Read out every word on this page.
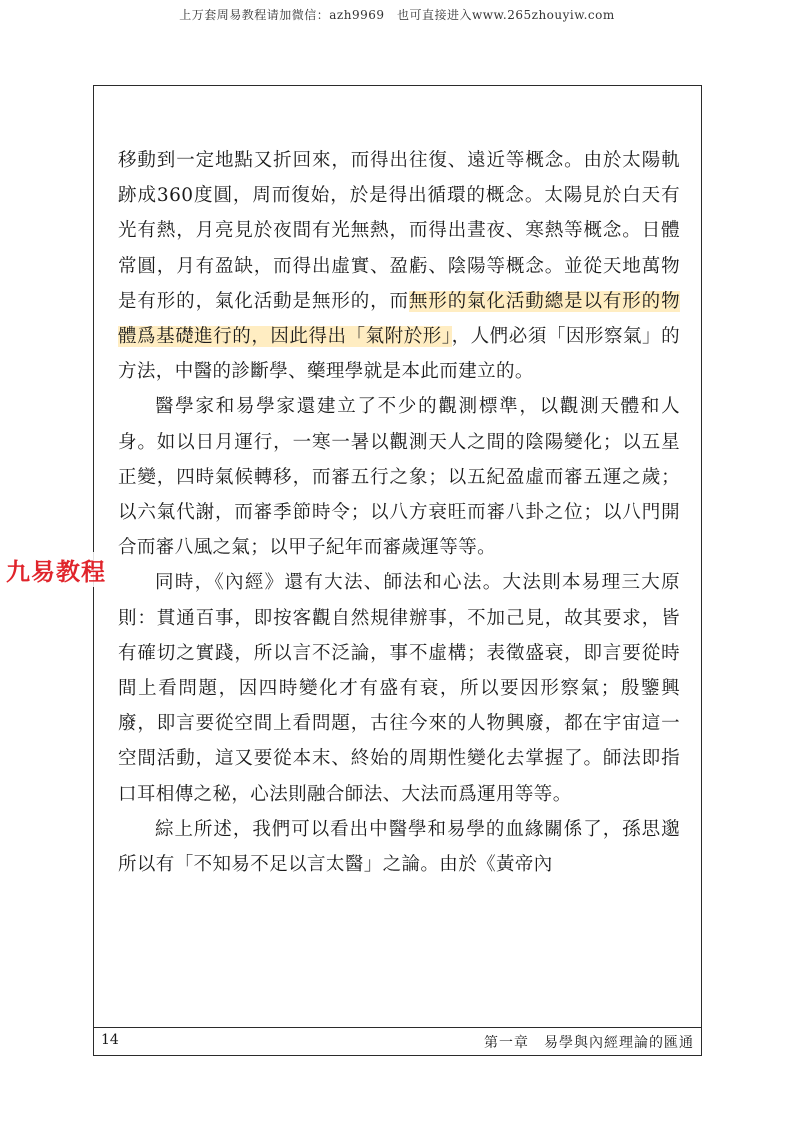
上万套周易教程请加微信：azh9969　也可直接进入www.265zhouyiw.com

移動到一定地點又折回來，而得出往復、遠近等概念。由於太陽軌跡成360度圓，周而復始，於是得出循環的概念。太陽見於白天有光有熱，月亮見於夜間有光無熱，而得出晝夜、寒熱等概念。日體常圓，月有盈缺，而得出虛實、盈虧、陰陽等概念。並從天地萬物是有形的，氣化活動是無形的，而無形的氣化活動總是以有形的物體爲基礎進行的，因此得出「氣附於形」，人們必須「因形察氣」的方法，中醫的診斷學、藥理學就是本此而建立的。

醫學家和易學家還建立了不少的觀測標準，以觀測天體和人身。如以日月運行，一寒一暑以觀測天人之間的陰陽變化；以五星正變，四時氣候轉移，而審五行之象；以五紀盈虛而審五運之歲；以六氣代謝，而審季節時令；以八方衰旺而審八卦之位；以八門開合而審八風之氣；以甲子紀年而審歲運等等。

同時，《內經》還有大法、師法和心法。大法則本易理三大原則：貫通百事，即按客觀自然規律辦事，不加己見，故其要求，皆有確切之實踐，所以言不泛論，事不虛構；表徵盛衰，即言要從時間上看問題，因四時變化才有盛有衰，所以要因形察氣；殷鑒興廢，即言要從空間上看問題，古往今來的人物興廢，都在宇宙這一空間活動，這又要從本末、終始的周期性變化去掌握了。師法即指口耳相傳之秘，心法則融合師法、大法而爲運用等等。

綜上所述，我們可以看出中醫學和易學的血緣關係了，孫思邈所以有「不知易不足以言太醫」之論。由於《黃帝內

九易教程
14	第一章　易學與內經理論的匯通
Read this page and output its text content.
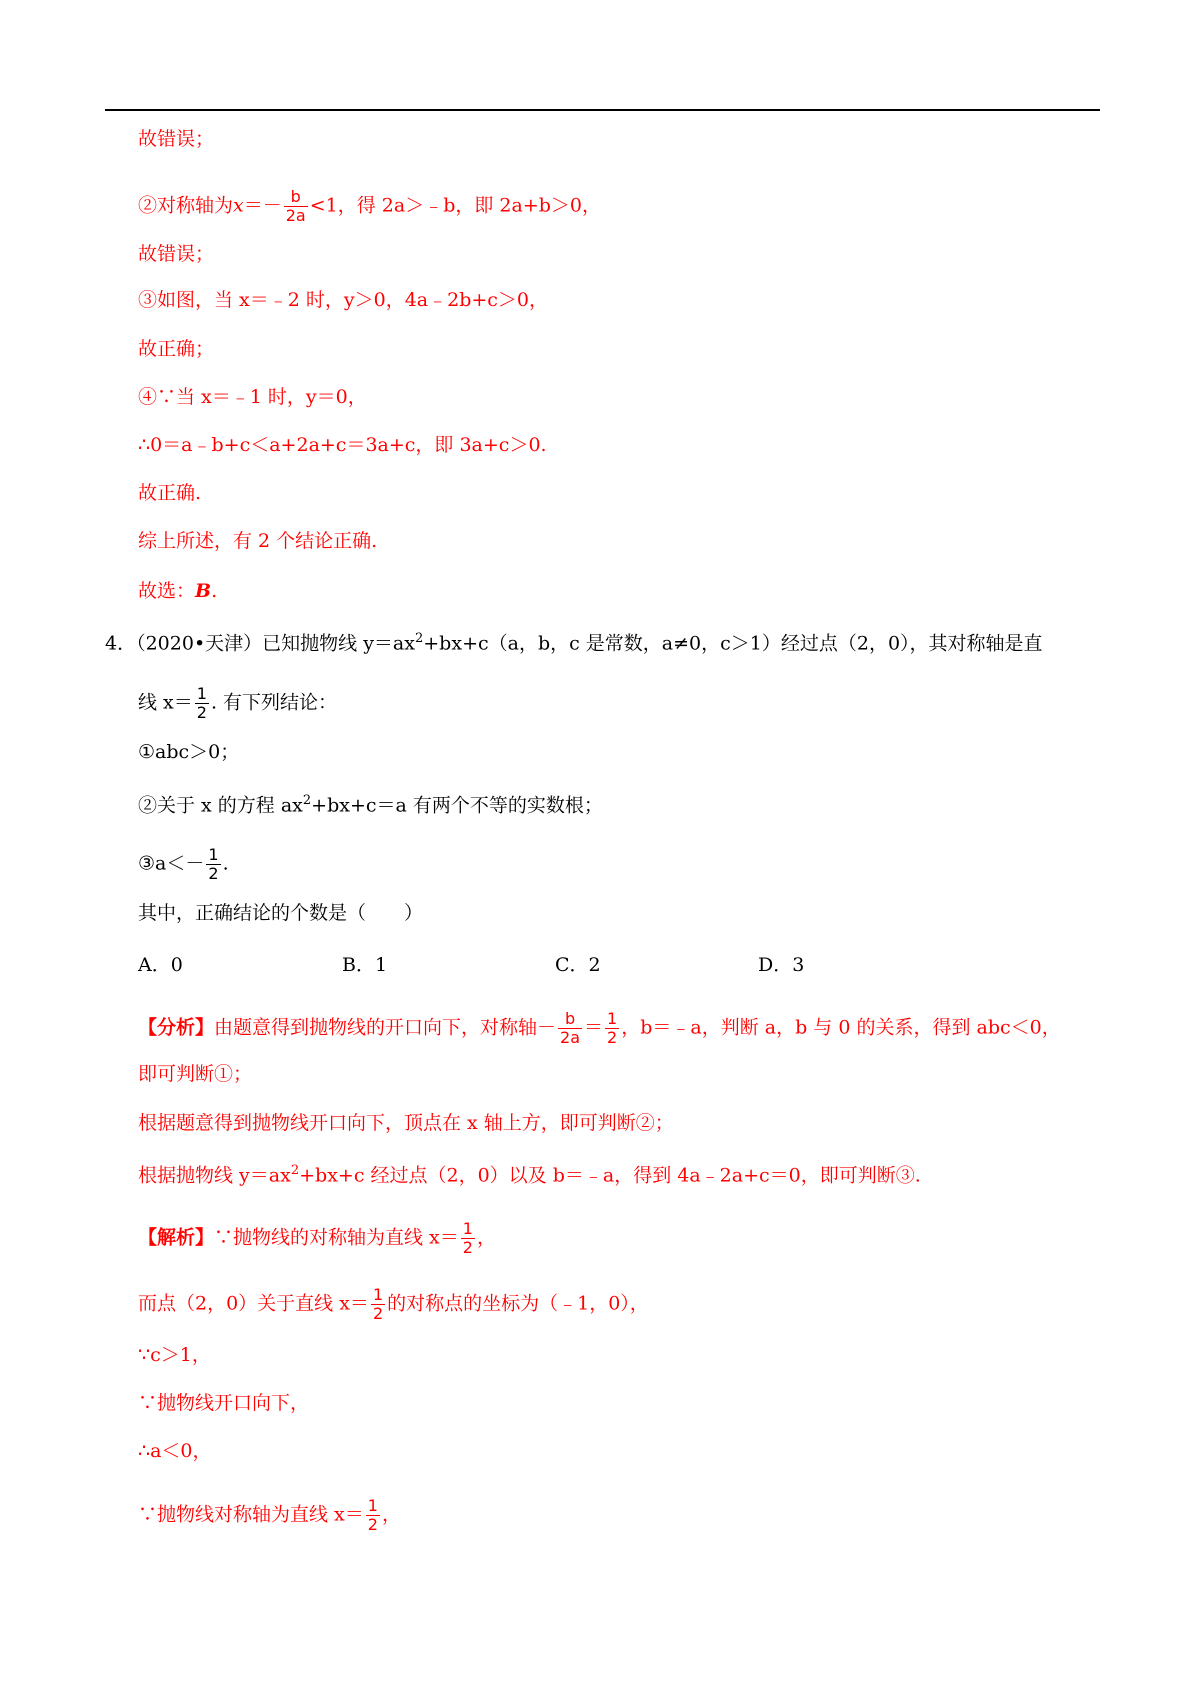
故错误；
②对称轴为$x=- \frac{b}{2a} <1$，得 2a＞﹣b，即 2a+b＞0，
故错误；
③如图，当 x＝﹣2 时，y＞0，4a﹣2b+c＞0，
故正确；
④∵当 x＝﹣1 时，y＝0，
∴0＝a﹣b+c＜a+2a+c＝3a+c，即 3a+c＞0.
故正确.
综上所述，有 2 个结论正确.
故选：B.
4．（2020•天津）已知抛物线 $y=ax^2+bx+c(a$，b，c 是常数，a≠0，c＞1）经过点（2，0），其对称轴是直
线 $x= \frac{1}{2}$ . 有下列结论：
①abc＞0；
②关于 x 的方程 $ax^2+bx+c=a$ 有两个不等的实数根；
③a＜－ $\frac{1}{2}$ .
其中，正确结论的个数是（　　）
A．0	B．1	C．2	D．3
【分析】由题意得到抛物线的开口向下，对称轴－ $\frac{b}{2a} = \frac{1}{2}$ ，b＝﹣a，判断 a，b 与 0 的关系，得到 abc＜0，
即可判断①；
根据题意得到抛物线开口向下，顶点在 x 轴上方，即可判断②；
根据抛物线 $y=ax^2+bx+c$ 经过点（2，0）以及 b＝﹣a，得到 4a﹣2a+c＝0，即可判断③.
【解析】∵抛物线的对称轴为直线 $x= \frac{1}{2}$ ，
而点（2，0）关于直线 $x= \frac{1}{2}$ 的对称点的坐标为（﹣1，0），
∵c＞1，
∵抛物线开口向下，
∴a＜0，
∵抛物线对称轴为直线 $x= \frac{1}{2}$ ，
━━━━━━━━━━━━━━━━━━━━━━━━━━━━━━
Look through the material above and work out how many of its lines contain "this". State the number only.

2